• Task directions: Search the data for the word "this" and copy every line where it occurs.

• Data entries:
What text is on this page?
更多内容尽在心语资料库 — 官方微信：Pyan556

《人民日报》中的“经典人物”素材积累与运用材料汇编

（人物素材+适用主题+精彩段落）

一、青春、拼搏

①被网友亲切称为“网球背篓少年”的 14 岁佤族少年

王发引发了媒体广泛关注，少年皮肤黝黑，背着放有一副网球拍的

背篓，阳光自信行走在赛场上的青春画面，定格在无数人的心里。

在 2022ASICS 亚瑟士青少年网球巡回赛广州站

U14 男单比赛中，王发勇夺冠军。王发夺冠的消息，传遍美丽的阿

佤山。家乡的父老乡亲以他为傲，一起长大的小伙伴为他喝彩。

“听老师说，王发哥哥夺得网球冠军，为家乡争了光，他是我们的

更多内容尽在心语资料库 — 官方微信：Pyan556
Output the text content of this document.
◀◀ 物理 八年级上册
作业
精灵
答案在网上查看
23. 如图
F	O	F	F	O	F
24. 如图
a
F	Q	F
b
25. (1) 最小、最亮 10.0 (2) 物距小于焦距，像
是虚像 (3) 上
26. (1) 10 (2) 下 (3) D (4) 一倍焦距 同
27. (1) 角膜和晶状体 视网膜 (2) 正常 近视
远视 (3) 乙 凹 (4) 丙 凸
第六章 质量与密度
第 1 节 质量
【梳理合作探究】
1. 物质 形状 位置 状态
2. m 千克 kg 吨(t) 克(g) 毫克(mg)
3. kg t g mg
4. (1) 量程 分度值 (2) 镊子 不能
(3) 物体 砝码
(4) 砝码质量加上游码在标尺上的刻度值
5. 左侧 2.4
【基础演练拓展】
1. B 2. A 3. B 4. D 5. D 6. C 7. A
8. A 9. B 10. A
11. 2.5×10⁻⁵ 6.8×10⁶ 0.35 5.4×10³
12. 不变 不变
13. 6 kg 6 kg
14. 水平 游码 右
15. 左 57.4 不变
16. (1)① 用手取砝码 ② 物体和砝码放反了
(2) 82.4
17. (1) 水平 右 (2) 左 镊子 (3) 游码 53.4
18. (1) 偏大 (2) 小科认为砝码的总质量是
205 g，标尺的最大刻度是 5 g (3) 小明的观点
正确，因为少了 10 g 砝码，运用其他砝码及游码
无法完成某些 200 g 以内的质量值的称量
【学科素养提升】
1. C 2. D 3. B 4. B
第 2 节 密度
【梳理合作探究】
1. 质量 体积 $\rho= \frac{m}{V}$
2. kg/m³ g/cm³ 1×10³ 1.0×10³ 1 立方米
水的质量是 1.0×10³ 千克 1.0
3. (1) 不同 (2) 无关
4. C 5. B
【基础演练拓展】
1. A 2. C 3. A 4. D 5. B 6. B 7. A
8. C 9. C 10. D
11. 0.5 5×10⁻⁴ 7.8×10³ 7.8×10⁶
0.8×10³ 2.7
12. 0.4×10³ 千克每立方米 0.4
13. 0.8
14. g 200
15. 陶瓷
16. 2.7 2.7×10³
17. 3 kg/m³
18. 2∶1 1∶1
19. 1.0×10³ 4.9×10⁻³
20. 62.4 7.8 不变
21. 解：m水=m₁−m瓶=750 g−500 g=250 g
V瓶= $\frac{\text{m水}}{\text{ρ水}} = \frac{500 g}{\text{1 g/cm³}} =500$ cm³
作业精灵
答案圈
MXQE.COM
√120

• Solution below:
What text is on this page?
Output the text content of this document.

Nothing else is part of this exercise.